MATERIAL TO PROCESS start

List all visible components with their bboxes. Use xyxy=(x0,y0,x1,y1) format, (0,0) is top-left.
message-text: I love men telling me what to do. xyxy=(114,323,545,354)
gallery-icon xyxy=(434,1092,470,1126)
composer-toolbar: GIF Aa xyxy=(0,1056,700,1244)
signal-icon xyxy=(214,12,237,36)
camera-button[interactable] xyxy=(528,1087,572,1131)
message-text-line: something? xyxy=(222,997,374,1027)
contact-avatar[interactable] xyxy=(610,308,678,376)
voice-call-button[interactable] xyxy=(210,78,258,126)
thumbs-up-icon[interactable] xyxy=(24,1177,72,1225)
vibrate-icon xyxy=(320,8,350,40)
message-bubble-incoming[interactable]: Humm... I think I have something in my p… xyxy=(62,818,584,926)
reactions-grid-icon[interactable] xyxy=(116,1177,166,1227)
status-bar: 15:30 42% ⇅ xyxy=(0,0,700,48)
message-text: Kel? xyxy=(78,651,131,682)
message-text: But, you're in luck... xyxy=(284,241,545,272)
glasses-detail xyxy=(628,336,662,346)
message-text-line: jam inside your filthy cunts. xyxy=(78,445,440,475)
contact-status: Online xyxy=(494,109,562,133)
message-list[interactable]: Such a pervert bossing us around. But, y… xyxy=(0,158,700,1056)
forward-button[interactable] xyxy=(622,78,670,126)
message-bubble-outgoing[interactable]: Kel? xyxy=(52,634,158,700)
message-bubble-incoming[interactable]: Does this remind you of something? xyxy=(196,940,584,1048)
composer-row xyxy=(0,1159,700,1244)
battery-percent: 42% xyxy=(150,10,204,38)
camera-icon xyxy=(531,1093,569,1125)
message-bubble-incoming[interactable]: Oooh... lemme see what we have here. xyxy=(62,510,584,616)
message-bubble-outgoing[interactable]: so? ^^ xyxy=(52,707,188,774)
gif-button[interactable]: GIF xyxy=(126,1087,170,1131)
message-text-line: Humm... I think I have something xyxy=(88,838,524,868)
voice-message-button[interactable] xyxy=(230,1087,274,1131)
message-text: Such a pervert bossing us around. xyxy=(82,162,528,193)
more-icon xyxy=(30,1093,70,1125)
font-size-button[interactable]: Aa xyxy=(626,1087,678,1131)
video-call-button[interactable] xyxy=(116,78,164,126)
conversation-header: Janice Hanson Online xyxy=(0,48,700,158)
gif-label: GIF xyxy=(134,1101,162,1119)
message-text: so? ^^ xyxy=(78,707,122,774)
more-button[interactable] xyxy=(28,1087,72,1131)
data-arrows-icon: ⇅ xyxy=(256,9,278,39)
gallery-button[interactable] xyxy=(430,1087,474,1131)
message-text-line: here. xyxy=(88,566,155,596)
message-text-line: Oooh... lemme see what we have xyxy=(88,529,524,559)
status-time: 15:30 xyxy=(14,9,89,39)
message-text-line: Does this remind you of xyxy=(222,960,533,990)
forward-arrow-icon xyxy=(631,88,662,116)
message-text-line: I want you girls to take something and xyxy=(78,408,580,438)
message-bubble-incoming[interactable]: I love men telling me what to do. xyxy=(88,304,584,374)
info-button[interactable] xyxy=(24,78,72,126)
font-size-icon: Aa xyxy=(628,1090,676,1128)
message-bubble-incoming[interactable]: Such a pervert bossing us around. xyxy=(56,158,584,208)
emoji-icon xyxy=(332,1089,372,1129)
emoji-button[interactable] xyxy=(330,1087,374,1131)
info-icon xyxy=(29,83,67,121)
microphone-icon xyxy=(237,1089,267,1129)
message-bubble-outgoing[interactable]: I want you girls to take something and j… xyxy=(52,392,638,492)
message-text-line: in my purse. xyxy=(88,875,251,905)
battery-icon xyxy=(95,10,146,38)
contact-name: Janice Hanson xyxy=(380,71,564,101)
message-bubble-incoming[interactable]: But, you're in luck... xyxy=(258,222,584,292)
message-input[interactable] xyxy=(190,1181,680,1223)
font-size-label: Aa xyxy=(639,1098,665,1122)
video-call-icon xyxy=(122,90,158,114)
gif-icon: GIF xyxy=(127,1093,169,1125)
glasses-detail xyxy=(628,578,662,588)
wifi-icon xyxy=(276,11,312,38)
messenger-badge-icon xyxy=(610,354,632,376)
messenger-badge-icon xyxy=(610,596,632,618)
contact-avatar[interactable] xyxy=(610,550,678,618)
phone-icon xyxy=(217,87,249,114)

MATERIAL TO PROCESS end

Reproduce every line of the listing above verbatim, from beginning to end.

List all visible components with their bboxes. Use xyxy=(x0,y0,x1,y1) format, (0,0) is top-left.
message-text: I love men telling me what to do. xyxy=(114,323,545,354)
gallery-icon xyxy=(434,1092,470,1126)
composer-toolbar: GIF Aa xyxy=(0,1056,700,1244)
signal-icon xyxy=(214,12,237,36)
camera-button[interactable] xyxy=(528,1087,572,1131)
message-text-line: something? xyxy=(222,997,374,1027)
contact-avatar[interactable] xyxy=(610,308,678,376)
voice-call-button[interactable] xyxy=(210,78,258,126)
thumbs-up-icon[interactable] xyxy=(24,1177,72,1225)
vibrate-icon xyxy=(320,8,350,40)
message-bubble-incoming[interactable]: Humm... I think I have something in my p… xyxy=(62,818,584,926)
reactions-grid-icon[interactable] xyxy=(116,1177,166,1227)
status-bar: 15:30 42% ⇅ xyxy=(0,0,700,48)
message-text: Kel? xyxy=(78,651,131,682)
message-text: But, you're in luck... xyxy=(284,241,545,272)
glasses-detail xyxy=(628,336,662,346)
message-text-line: jam inside your filthy cunts. xyxy=(78,445,440,475)
contact-status: Online xyxy=(494,109,562,133)
message-list[interactable]: Such a pervert bossing us around. But, y… xyxy=(0,158,700,1056)
forward-button[interactable] xyxy=(622,78,670,126)
message-bubble-outgoing[interactable]: Kel? xyxy=(52,634,158,700)
message-bubble-incoming[interactable]: Does this remind you of something? xyxy=(196,940,584,1048)
composer-row xyxy=(0,1159,700,1244)
battery-percent: 42% xyxy=(150,10,204,38)
camera-icon xyxy=(531,1093,569,1125)
message-bubble-incoming[interactable]: Oooh... lemme see what we have here. xyxy=(62,510,584,616)
message-bubble-outgoing[interactable]: so? ^^ xyxy=(52,707,188,774)
gif-button[interactable]: GIF xyxy=(126,1087,170,1131)
message-text-line: Humm... I think I have something xyxy=(88,838,524,868)
voice-message-button[interactable] xyxy=(230,1087,274,1131)
message-text: Such a pervert bossing us around. xyxy=(82,162,528,193)
more-icon xyxy=(30,1093,70,1125)
font-size-button[interactable]: Aa xyxy=(626,1087,678,1131)
video-call-button[interactable] xyxy=(116,78,164,126)
conversation-header: Janice Hanson Online xyxy=(0,48,700,158)
gif-label: GIF xyxy=(134,1101,162,1119)
message-text: so? ^^ xyxy=(78,707,122,774)
more-button[interactable] xyxy=(28,1087,72,1131)
data-arrows-icon: ⇅ xyxy=(256,9,278,39)
gallery-button[interactable] xyxy=(430,1087,474,1131)
message-text-line: here. xyxy=(88,566,155,596)
message-text-line: Oooh... lemme see what we have xyxy=(88,529,524,559)
status-time: 15:30 xyxy=(14,9,89,39)
message-text-line: Does this remind you of xyxy=(222,960,533,990)
forward-arrow-icon xyxy=(631,88,662,116)
message-text-line: I want you girls to take something and xyxy=(78,408,580,438)
message-bubble-incoming[interactable]: I love men telling me what to do. xyxy=(88,304,584,374)
info-button[interactable] xyxy=(24,78,72,126)
font-size-icon: Aa xyxy=(628,1090,676,1128)
message-bubble-incoming[interactable]: Such a pervert bossing us around. xyxy=(56,158,584,208)
emoji-icon xyxy=(332,1089,372,1129)
emoji-button[interactable] xyxy=(330,1087,374,1131)
info-icon xyxy=(29,83,67,121)
microphone-icon xyxy=(237,1089,267,1129)
message-bubble-outgoing[interactable]: I want you girls to take something and j… xyxy=(52,392,638,492)
message-text-line: in my purse. xyxy=(88,875,251,905)
battery-icon xyxy=(95,10,146,38)
contact-name: Janice Hanson xyxy=(380,71,564,101)
message-bubble-incoming[interactable]: But, you're in luck... xyxy=(258,222,584,292)
message-input[interactable] xyxy=(190,1181,680,1223)
font-size-label: Aa xyxy=(639,1098,665,1122)
video-call-icon xyxy=(122,90,158,114)
gif-icon: GIF xyxy=(127,1093,169,1125)
glasses-detail xyxy=(628,578,662,588)
wifi-icon xyxy=(276,11,312,38)
messenger-badge-icon xyxy=(610,354,632,376)
messenger-badge-icon xyxy=(610,596,632,618)
contact-avatar[interactable] xyxy=(610,550,678,618)
phone-icon xyxy=(217,87,249,114)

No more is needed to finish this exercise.